Copy out every row below with "screenshot" swapped for "chart" and nothing else changed. Omit the pictures from your copy.
______________________________
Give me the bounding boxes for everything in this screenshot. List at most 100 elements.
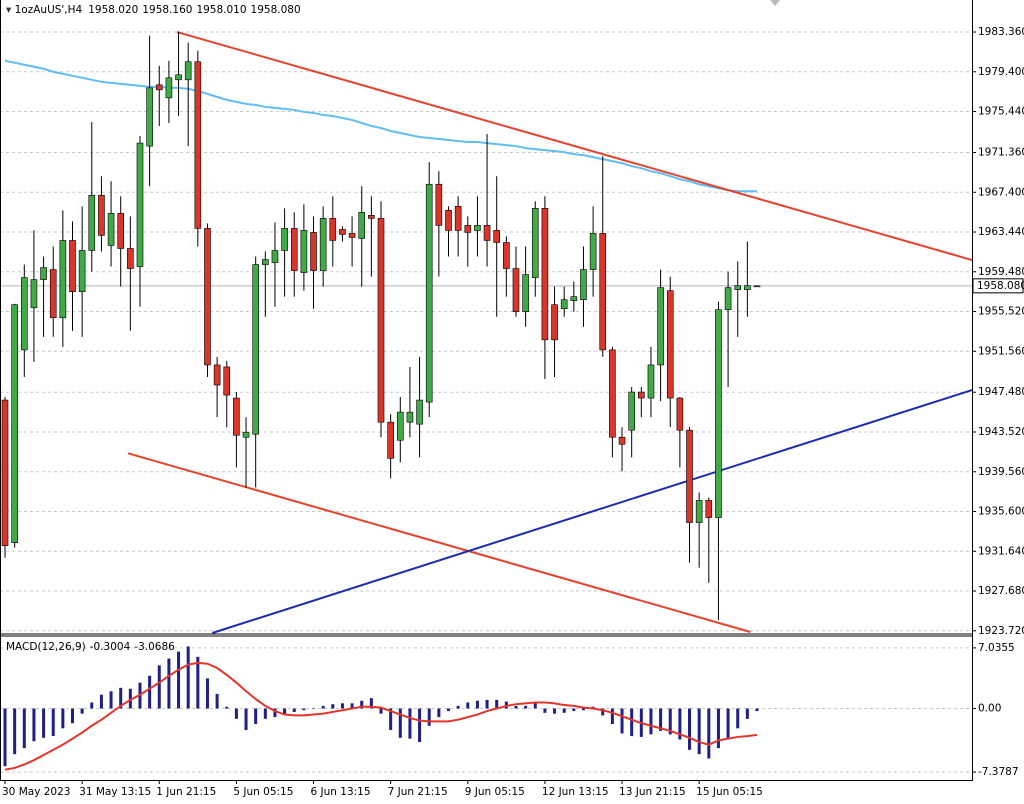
candle-body bbox=[541, 208, 549, 341]
candle-body bbox=[377, 218, 385, 423]
histogram-bar bbox=[90, 702, 94, 709]
x-tick-label: 9 Jun 05:15 bbox=[465, 786, 525, 798]
candle-body bbox=[49, 269, 57, 319]
histogram-bar bbox=[668, 708, 672, 735]
y-tick-label: 1963.440 bbox=[978, 226, 1024, 238]
histogram-bar bbox=[196, 656, 200, 709]
y-tick-label: 1951.560 bbox=[978, 345, 1024, 357]
x-tick-label: 30 May 2023 bbox=[2, 786, 70, 798]
candle-body bbox=[59, 240, 67, 319]
header-value: 1958.080 bbox=[251, 4, 301, 16]
label-layer: 30 May 2023 31 May 13:15 1 Jun 21:15 5 Jun … bbox=[2, 26, 1024, 798]
candle-body bbox=[262, 259, 269, 265]
histogram-bar bbox=[340, 703, 344, 709]
y-tick-label: 1971.360 bbox=[978, 147, 1024, 159]
histogram-bar bbox=[99, 694, 103, 709]
candle-body bbox=[223, 366, 231, 396]
header-value: -3.0686 bbox=[134, 641, 175, 653]
candle-body bbox=[136, 142, 144, 267]
x-tick-label: 6 Jun 13:15 bbox=[311, 786, 371, 798]
candle-body bbox=[329, 218, 337, 241]
histogram-bar bbox=[697, 708, 701, 755]
y-tick-label: 1979.400 bbox=[978, 66, 1024, 78]
histogram-bar bbox=[533, 703, 537, 709]
y-tick-label: 1927.680 bbox=[978, 585, 1024, 597]
candle-body bbox=[233, 397, 240, 436]
last-price-label: 1958.080 bbox=[977, 280, 1024, 292]
histogram-bar bbox=[205, 678, 209, 709]
histogram-bar bbox=[446, 708, 450, 712]
candle-body bbox=[20, 277, 28, 351]
histogram-bar bbox=[581, 708, 585, 711]
candle-body bbox=[1, 399, 9, 546]
histogram-bar bbox=[610, 708, 614, 725]
candle-body bbox=[425, 183, 433, 403]
candle-body bbox=[686, 429, 693, 523]
candle-body bbox=[204, 228, 211, 366]
histogram-bar bbox=[389, 708, 393, 731]
candle-body bbox=[165, 77, 173, 99]
candle-body bbox=[464, 225, 472, 233]
histogram-bar bbox=[22, 708, 26, 749]
candle-body bbox=[339, 229, 346, 235]
histogram-bar bbox=[167, 658, 171, 709]
candle-body bbox=[290, 228, 298, 271]
y-tick-label: 7.0355 bbox=[978, 642, 1015, 654]
histogram-bar bbox=[726, 708, 730, 739]
histogram-bar bbox=[716, 708, 720, 749]
candle-body bbox=[522, 274, 529, 313]
x-tick-label: 12 Jun 13:15 bbox=[542, 786, 609, 798]
histogram-bar bbox=[273, 708, 277, 718]
histogram-bar bbox=[360, 700, 364, 709]
candle-body bbox=[98, 194, 105, 236]
candle-body bbox=[252, 264, 259, 435]
y-tick-label: 1923.720 bbox=[978, 625, 1024, 637]
histogram-bar bbox=[524, 705, 528, 709]
candle-body bbox=[570, 296, 578, 301]
candle-body bbox=[454, 206, 462, 231]
histogram-bar bbox=[148, 675, 152, 709]
histogram-bar bbox=[283, 708, 287, 714]
candle-body bbox=[705, 500, 713, 518]
header-value: 1958.020 bbox=[88, 4, 138, 16]
candle-body bbox=[368, 215, 375, 219]
candle-body bbox=[531, 208, 539, 278]
price-header: ▾ 1ozAuUS',H4 1958.020 1958.160 1958.010 195… bbox=[6, 4, 301, 16]
x-tick-label: 31 May 13:15 bbox=[79, 786, 151, 798]
x-tick-label: 13 Jun 21:15 bbox=[619, 786, 686, 798]
histogram-bar bbox=[456, 705, 460, 709]
y-tick-label: 1935.600 bbox=[978, 506, 1024, 518]
candle-body bbox=[618, 436, 626, 445]
histogram-bar bbox=[572, 708, 576, 712]
candle-body bbox=[127, 248, 134, 269]
candle-body bbox=[666, 290, 674, 399]
candle-body bbox=[281, 228, 288, 251]
histogram-bar bbox=[562, 708, 566, 713]
histogram-bar bbox=[707, 708, 711, 759]
histogram-bar bbox=[42, 708, 46, 738]
candle-body bbox=[319, 218, 327, 271]
candle-body bbox=[493, 230, 501, 243]
histogram-bar bbox=[321, 705, 325, 709]
histogram-bar bbox=[553, 708, 557, 714]
y-tick-label: -7.3787 bbox=[978, 766, 1019, 778]
histogram-bar bbox=[292, 708, 296, 712]
histogram-bar bbox=[157, 665, 161, 709]
histogram-bar bbox=[51, 708, 55, 737]
candle-body bbox=[271, 250, 279, 263]
candle-body bbox=[358, 212, 366, 239]
candle-body bbox=[753, 285, 761, 288]
y-tick-label: 1967.400 bbox=[978, 186, 1024, 198]
candle-body bbox=[117, 213, 125, 249]
mark-layer bbox=[0, 31, 973, 771]
candle-body bbox=[242, 431, 250, 438]
header-icon: ▾ bbox=[6, 4, 15, 16]
candle-body bbox=[396, 411, 404, 441]
histogram-bar bbox=[745, 708, 749, 719]
candle-body bbox=[300, 230, 308, 273]
histogram-bar bbox=[649, 708, 653, 735]
candle-body bbox=[744, 285, 751, 290]
candle-body bbox=[146, 87, 153, 147]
______________________________
Final result
Give me the bounding boxes for everything in this chart. List at most 100 elements.
candle-body bbox=[541, 208, 549, 341]
candle-body bbox=[377, 218, 385, 423]
histogram-bar bbox=[90, 702, 94, 709]
x-tick-label: 9 Jun 05:15 bbox=[465, 786, 525, 798]
candle-body bbox=[49, 269, 57, 319]
histogram-bar bbox=[668, 708, 672, 735]
y-tick-label: 1963.440 bbox=[978, 226, 1024, 238]
histogram-bar bbox=[196, 656, 200, 709]
y-tick-label: 1951.560 bbox=[978, 345, 1024, 357]
x-tick-label: 30 May 2023 bbox=[2, 786, 70, 798]
candle-body bbox=[59, 240, 67, 319]
header-value: 1958.080 bbox=[251, 4, 301, 16]
label-layer: 30 May 2023 31 May 13:15 1 Jun 21:15 5 Jun … bbox=[2, 26, 1024, 798]
candle-body bbox=[262, 259, 269, 265]
histogram-bar bbox=[340, 703, 344, 709]
y-tick-label: 1971.360 bbox=[978, 147, 1024, 159]
histogram-bar bbox=[99, 694, 103, 709]
candle-body bbox=[223, 366, 231, 396]
header-value: -3.0686 bbox=[134, 641, 175, 653]
candle-body bbox=[136, 142, 144, 267]
x-tick-label: 6 Jun 13:15 bbox=[311, 786, 371, 798]
candle-body bbox=[329, 218, 337, 241]
histogram-bar bbox=[697, 708, 701, 755]
y-tick-label: 1979.400 bbox=[978, 66, 1024, 78]
histogram-bar bbox=[533, 703, 537, 709]
y-tick-label: 1927.680 bbox=[978, 585, 1024, 597]
candle-body bbox=[233, 397, 240, 436]
last-price-label: 1958.080 bbox=[977, 280, 1024, 292]
histogram-bar bbox=[205, 678, 209, 709]
histogram-bar bbox=[446, 708, 450, 712]
candle-body bbox=[20, 277, 28, 351]
histogram-bar bbox=[581, 708, 585, 711]
candle-body bbox=[1, 399, 9, 546]
histogram-bar bbox=[610, 708, 614, 725]
candle-body bbox=[425, 183, 433, 403]
candle-body bbox=[686, 429, 693, 523]
candle-body bbox=[204, 228, 211, 366]
histogram-bar bbox=[389, 708, 393, 731]
candle-body bbox=[165, 77, 173, 99]
candle-body bbox=[464, 225, 472, 233]
histogram-bar bbox=[22, 708, 26, 749]
candle-body bbox=[339, 229, 346, 235]
histogram-bar bbox=[167, 658, 171, 709]
candle-body bbox=[290, 228, 298, 271]
y-tick-label: 7.0355 bbox=[978, 642, 1015, 654]
histogram-bar bbox=[726, 708, 730, 739]
histogram-bar bbox=[716, 708, 720, 749]
candle-body bbox=[522, 274, 529, 313]
x-tick-label: 12 Jun 13:15 bbox=[542, 786, 609, 798]
histogram-bar bbox=[273, 708, 277, 718]
histogram-bar bbox=[360, 700, 364, 709]
candle-body bbox=[98, 194, 105, 236]
candle-body bbox=[252, 264, 259, 435]
y-tick-label: 1923.720 bbox=[978, 625, 1024, 637]
histogram-bar bbox=[524, 705, 528, 709]
candle-body bbox=[570, 296, 578, 301]
candle-body bbox=[454, 206, 462, 231]
histogram-bar bbox=[148, 675, 152, 709]
histogram-bar bbox=[283, 708, 287, 714]
candle-body bbox=[705, 500, 713, 518]
header-value: 1958.020 bbox=[88, 4, 138, 16]
candle-body bbox=[368, 215, 375, 219]
candle-body bbox=[531, 208, 539, 278]
price-header: ▾ 1ozAuUS',H4 1958.020 1958.160 1958.010 195… bbox=[6, 4, 301, 16]
x-tick-label: 31 May 13:15 bbox=[79, 786, 151, 798]
x-tick-label: 13 Jun 21:15 bbox=[619, 786, 686, 798]
histogram-bar bbox=[456, 705, 460, 709]
y-tick-label: 1935.600 bbox=[978, 506, 1024, 518]
candle-body bbox=[618, 436, 626, 445]
histogram-bar bbox=[572, 708, 576, 712]
candle-body bbox=[127, 248, 134, 269]
candle-body bbox=[666, 290, 674, 399]
candle-body bbox=[281, 228, 288, 251]
histogram-bar bbox=[562, 708, 566, 713]
histogram-bar bbox=[707, 708, 711, 759]
histogram-bar bbox=[42, 708, 46, 738]
candle-body bbox=[319, 218, 327, 271]
candle-body bbox=[493, 230, 501, 243]
histogram-bar bbox=[321, 705, 325, 709]
histogram-bar bbox=[553, 708, 557, 714]
y-tick-label: -7.3787 bbox=[978, 766, 1019, 778]
histogram-bar bbox=[292, 708, 296, 712]
histogram-bar bbox=[157, 665, 161, 709]
histogram-bar bbox=[51, 708, 55, 737]
candle-body bbox=[271, 250, 279, 263]
candle-body bbox=[358, 212, 366, 239]
candle-body bbox=[753, 285, 761, 288]
y-tick-label: 1967.400 bbox=[978, 186, 1024, 198]
candle-body bbox=[117, 213, 125, 249]
mark-layer bbox=[0, 31, 973, 771]
candle-body bbox=[242, 431, 250, 438]
header-icon: ▾ bbox=[6, 4, 15, 16]
candle-body bbox=[396, 411, 404, 441]
histogram-bar bbox=[745, 708, 749, 719]
candle-body bbox=[300, 230, 308, 273]
histogram-bar bbox=[649, 708, 653, 735]
candle-body bbox=[744, 285, 751, 290]
candle-body bbox=[146, 87, 153, 147]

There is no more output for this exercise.